*Text excerpt:*

Introduction

Many “big data” problems are actually “small data problems in disguise”. That is, we only really need a subset of the data, or maybe we want to aggregate the data into some larger dataset. For example, we might want to access Census data, but only for a handful of municipalities. Or, we might want to analyse climate data collected from a large number of weather stations, but aggregated up to the national or monthly level. In such cases, the underlying bottleneck is interacting with the original data, which is too big to fit into memory. How do we store data of this magnitude and and then access it effectively? The answer is through a database.

Databases can exist either locally or remotely, as well as in-memory or on-disk. Regardless of where a database is located, the key point is that information is stored in a way that allows for very quick extraction and/or aggregation. More oftne than not you will probably need to extract several subsets and harmonise or transform them. To facilitate and automate this task, you will need to write your own functions and know to iterate them over the relevant subsets of data. This week’s session thus ties in well with the sections on functions and iteration that we quickly touched upon during the last lab.

Joins and Databases 🔭

Although this week’s session is nominally about databases - and we will spend the majority of this session on them - we believe that joins in R are a key skill that deserves more attention than we were able to devote to it during the tidyverse session. Therefore, we will split the session in two. First we will cover joins as implemented by the tidyverse. In that section you will learn to:

  • join together different datasets
  • differentiate between types of joins

The second part of the session will deal with databases and SQL. Here you will learn to:

  • connect to remote databases with R
  • generate SQL queries in R with dbplyr
  • manipulate and transform data in a remote database
  • how to collect hosted data and store it locally

Joins with dplyr

One of the mainstays of the dplyr package is merging data with the family join operations.

  • inner_join(df1, df2)
  • left_join(df1, df2)
  • right_join(df1, df2)
  • full_join(df1, df2)
  • semi_join(df1, df2)
  • anti_join(df1, df2)

(You might find it helpful to to see visual depictions of the different join operations here.)

*Directive:* Name every dplyr join function that the lesson on joins and databases lists. The material that follows is separate from the text above.

*Data lines:*
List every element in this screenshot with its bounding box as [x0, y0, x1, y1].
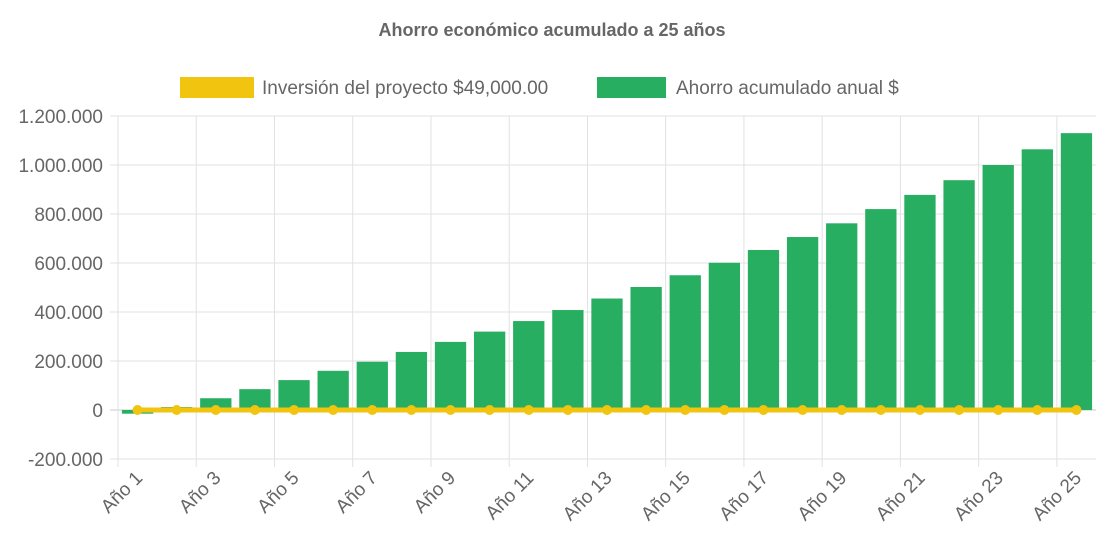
bar[interactable] — [473, 331, 506, 410]
legend-label-investment: Inversión del proyecto $49,000.00 — [262, 78, 548, 99]
investment-point[interactable] — [328, 405, 339, 415]
investment-point[interactable] — [171, 405, 182, 415]
legend: Inversión del proyecto $49,000.00 Ahorro… — [180, 77, 899, 99]
bar[interactable] — [591, 298, 623, 410]
x-tick-label: Año 17 — [716, 468, 773, 525]
investment-point[interactable] — [875, 405, 886, 415]
y-tick-label: -200.000 — [28, 450, 103, 471]
y-axis-ticks: -200.000 0 200.000 400.000 600.000 800.000 1.0… — [18, 107, 103, 471]
legend-swatch-savings — [597, 77, 666, 98]
x-tick-label: Año 21 — [872, 468, 929, 525]
investment-point[interactable] — [367, 405, 378, 415]
investment-point[interactable] — [1032, 405, 1043, 415]
chart-title: Ahorro económico acumulado a 25 años — [378, 20, 725, 40]
bar[interactable] — [943, 180, 975, 410]
bar[interactable] — [1021, 149, 1053, 410]
bar[interactable] — [239, 389, 271, 410]
x-tick-label: Año 3 — [175, 468, 225, 518]
bar[interactable] — [552, 310, 584, 410]
bar[interactable] — [904, 194, 936, 410]
bars-savings — [121, 133, 1093, 414]
legend-item-investment[interactable]: Inversión del proyecto $49,000.00 — [180, 77, 548, 99]
x-tick-label: Año 23 — [950, 468, 1007, 525]
bar[interactable] — [747, 250, 780, 410]
y-tick-label: 0 — [92, 401, 103, 422]
investment-point[interactable] — [954, 405, 965, 415]
y-tick-label: 1.200.000 — [18, 107, 103, 128]
investment-point[interactable] — [641, 405, 652, 415]
investment-point[interactable] — [914, 405, 925, 415]
investment-point[interactable] — [210, 405, 221, 415]
bar[interactable] — [1060, 133, 1093, 410]
bar[interactable] — [786, 237, 819, 410]
bar[interactable] — [865, 209, 897, 410]
y-tick-label: 1.000.000 — [18, 156, 103, 177]
legend-label-savings: Ahorro acumulado anual $ — [676, 78, 899, 99]
y-tick-label: 400.000 — [34, 303, 103, 324]
investment-point[interactable] — [797, 405, 808, 415]
x-tick-label: Año 5 — [254, 468, 304, 518]
investment-point[interactable] — [680, 405, 691, 415]
investment-point[interactable] — [249, 405, 260, 415]
x-tick-label: Año 7 — [332, 468, 382, 518]
x-tick-label: Año 25 — [1029, 468, 1086, 525]
bar[interactable] — [982, 165, 1014, 410]
x-axis-ticks: Año 1 Año 3 Año 5 Año 7 Año 9 Año 11 Año 13 Año… — [97, 468, 1086, 525]
bar[interactable] — [826, 223, 858, 410]
investment-point[interactable] — [484, 405, 495, 415]
investment-point[interactable] — [445, 405, 456, 415]
x-tick-label: Año 1 — [97, 468, 147, 518]
bar[interactable] — [200, 398, 232, 410]
investment-point[interactable] — [1071, 405, 1082, 415]
investment-point[interactable] — [132, 405, 143, 415]
investment-point[interactable] — [836, 405, 847, 415]
x-tick-label: Año 19 — [794, 468, 851, 525]
bar[interactable] — [317, 370, 349, 410]
investment-point[interactable] — [758, 405, 769, 415]
y-tick-label: 800.000 — [34, 205, 103, 226]
x-tick-label: Año 9 — [410, 468, 460, 518]
bar[interactable] — [669, 275, 701, 410]
y-tick-label: 200.000 — [34, 352, 103, 373]
bar[interactable] — [708, 262, 741, 410]
y-tick-label: 600.000 — [34, 254, 103, 275]
legend-swatch-investment — [180, 77, 254, 98]
bar[interactable] — [434, 341, 467, 410]
x-tick-label: Año 11 — [482, 468, 538, 524]
investment-point[interactable] — [602, 405, 612, 415]
line-investment — [132, 405, 1082, 415]
investment-point[interactable] — [562, 405, 573, 415]
investment-point[interactable] — [719, 405, 730, 415]
legend-item-savings[interactable]: Ahorro acumulado anual $ — [597, 77, 899, 99]
investment-point[interactable] — [523, 405, 534, 415]
bar[interactable] — [513, 321, 545, 410]
investment-point[interactable] — [993, 405, 1004, 415]
bar[interactable] — [395, 351, 428, 410]
bar[interactable] — [356, 361, 388, 410]
investment-point[interactable] — [406, 405, 417, 415]
bar[interactable] — [630, 287, 662, 410]
investment-point[interactable] — [289, 405, 300, 415]
x-tick-label: Año 15 — [637, 468, 694, 525]
x-tick-label: Año 13 — [559, 468, 616, 525]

*Correct answer:* inner_join, left_join, right_join, full_join, semi_join, anti_join